Read the entries below and pull out each line with the string "menerbitkan".

Data entries:
════════════════════

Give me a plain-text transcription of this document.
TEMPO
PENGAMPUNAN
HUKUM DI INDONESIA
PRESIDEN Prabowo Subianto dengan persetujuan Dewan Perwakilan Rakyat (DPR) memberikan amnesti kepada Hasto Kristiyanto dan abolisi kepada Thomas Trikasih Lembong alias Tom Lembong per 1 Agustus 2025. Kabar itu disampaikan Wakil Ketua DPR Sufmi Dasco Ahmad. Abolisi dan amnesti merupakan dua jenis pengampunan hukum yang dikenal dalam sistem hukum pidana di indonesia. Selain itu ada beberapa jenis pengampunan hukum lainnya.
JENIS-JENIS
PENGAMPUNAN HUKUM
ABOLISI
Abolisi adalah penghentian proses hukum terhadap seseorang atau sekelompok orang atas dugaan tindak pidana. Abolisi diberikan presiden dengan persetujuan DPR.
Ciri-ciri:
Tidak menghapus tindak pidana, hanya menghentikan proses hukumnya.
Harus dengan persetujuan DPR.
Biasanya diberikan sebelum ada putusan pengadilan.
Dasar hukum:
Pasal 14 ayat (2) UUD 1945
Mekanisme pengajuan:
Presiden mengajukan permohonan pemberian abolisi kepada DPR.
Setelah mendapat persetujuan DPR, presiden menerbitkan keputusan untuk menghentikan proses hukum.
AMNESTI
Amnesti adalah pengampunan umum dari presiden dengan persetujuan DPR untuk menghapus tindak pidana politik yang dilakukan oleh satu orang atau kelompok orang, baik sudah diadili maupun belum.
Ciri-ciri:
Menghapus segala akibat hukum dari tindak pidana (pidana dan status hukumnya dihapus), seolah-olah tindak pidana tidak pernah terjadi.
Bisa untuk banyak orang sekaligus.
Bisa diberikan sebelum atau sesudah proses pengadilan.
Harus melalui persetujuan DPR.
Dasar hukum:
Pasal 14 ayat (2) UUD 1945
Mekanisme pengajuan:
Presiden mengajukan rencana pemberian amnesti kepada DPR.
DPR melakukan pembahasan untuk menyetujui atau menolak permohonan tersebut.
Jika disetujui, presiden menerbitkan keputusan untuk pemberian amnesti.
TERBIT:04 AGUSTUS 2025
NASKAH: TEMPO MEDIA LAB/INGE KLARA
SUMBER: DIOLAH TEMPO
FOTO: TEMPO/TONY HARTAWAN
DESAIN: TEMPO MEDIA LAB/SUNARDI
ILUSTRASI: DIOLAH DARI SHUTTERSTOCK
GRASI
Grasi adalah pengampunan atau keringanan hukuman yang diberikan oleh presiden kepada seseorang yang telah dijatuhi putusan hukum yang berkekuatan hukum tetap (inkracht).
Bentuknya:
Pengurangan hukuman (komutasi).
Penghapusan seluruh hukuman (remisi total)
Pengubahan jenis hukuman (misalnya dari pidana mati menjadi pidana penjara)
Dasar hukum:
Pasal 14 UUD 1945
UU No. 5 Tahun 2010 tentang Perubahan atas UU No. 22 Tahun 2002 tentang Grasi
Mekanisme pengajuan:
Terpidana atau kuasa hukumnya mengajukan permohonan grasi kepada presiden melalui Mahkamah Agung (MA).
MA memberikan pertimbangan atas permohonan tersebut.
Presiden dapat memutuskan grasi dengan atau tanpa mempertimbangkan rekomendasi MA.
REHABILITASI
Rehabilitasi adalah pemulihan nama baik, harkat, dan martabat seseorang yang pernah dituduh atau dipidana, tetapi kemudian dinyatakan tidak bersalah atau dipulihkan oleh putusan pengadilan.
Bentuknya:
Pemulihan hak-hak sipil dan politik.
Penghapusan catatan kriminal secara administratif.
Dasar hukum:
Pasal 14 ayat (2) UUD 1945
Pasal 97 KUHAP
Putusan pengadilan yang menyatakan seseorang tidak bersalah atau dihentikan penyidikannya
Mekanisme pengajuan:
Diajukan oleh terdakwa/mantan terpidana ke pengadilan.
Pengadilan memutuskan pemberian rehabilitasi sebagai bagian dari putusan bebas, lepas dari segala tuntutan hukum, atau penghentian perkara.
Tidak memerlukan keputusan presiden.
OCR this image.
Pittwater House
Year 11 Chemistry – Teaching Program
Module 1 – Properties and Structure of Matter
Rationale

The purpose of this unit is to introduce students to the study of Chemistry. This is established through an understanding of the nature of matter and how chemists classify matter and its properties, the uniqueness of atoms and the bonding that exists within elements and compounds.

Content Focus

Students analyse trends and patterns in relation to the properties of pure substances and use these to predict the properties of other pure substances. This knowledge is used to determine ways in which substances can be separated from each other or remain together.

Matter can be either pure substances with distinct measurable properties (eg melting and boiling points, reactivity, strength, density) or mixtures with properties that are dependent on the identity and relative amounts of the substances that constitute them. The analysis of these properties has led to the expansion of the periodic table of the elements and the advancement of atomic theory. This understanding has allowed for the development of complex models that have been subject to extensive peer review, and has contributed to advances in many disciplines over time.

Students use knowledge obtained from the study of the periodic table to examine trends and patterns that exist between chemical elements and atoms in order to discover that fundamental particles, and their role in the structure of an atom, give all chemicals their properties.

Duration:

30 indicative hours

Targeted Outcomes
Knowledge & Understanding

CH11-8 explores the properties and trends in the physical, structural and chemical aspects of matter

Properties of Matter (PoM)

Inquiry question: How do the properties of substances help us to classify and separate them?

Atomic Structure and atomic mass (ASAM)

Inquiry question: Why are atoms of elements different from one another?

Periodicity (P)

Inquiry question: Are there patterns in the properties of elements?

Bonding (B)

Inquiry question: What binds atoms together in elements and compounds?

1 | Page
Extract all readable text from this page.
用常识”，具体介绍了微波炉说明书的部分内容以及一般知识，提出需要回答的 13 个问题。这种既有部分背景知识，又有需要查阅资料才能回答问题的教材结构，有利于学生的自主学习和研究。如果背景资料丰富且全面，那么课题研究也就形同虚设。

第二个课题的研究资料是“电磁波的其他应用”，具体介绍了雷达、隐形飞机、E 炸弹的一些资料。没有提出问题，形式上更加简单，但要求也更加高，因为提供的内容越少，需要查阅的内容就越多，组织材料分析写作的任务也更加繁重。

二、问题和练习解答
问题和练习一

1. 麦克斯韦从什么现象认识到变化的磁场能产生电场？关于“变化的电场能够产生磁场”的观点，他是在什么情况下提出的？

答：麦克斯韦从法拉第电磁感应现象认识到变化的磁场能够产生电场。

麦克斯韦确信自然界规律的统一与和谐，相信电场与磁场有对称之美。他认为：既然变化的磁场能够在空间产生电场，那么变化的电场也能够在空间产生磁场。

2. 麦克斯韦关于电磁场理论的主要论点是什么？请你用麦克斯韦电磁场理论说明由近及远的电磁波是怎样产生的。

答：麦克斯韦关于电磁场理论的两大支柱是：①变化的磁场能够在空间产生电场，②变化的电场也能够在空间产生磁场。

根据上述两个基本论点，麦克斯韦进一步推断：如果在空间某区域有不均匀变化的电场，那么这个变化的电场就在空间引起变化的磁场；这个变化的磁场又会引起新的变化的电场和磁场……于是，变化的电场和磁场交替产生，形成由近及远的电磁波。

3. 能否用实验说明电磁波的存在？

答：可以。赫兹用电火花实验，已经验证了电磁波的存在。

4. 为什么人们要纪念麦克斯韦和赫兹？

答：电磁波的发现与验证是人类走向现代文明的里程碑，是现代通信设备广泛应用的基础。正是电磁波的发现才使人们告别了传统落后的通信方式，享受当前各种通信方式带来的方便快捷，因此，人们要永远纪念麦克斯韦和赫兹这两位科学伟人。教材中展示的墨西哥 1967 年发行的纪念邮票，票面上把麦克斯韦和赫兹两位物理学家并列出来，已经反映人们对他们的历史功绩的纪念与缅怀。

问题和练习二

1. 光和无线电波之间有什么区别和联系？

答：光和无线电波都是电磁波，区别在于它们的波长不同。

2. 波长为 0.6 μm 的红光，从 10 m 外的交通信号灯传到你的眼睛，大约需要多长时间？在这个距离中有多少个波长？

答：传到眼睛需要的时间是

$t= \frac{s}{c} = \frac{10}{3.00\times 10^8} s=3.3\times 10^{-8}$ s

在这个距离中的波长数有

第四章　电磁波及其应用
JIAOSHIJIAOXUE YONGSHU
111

════════════════════

RESPONSE FOR THIS EXERCISE:
Setelah mendapat persetujuan DPR, presiden menerbitkan keputusan untuk menghentikan proses hukum.
Jika disetujui, presiden menerbitkan keputusan untuk pemberian amnesti.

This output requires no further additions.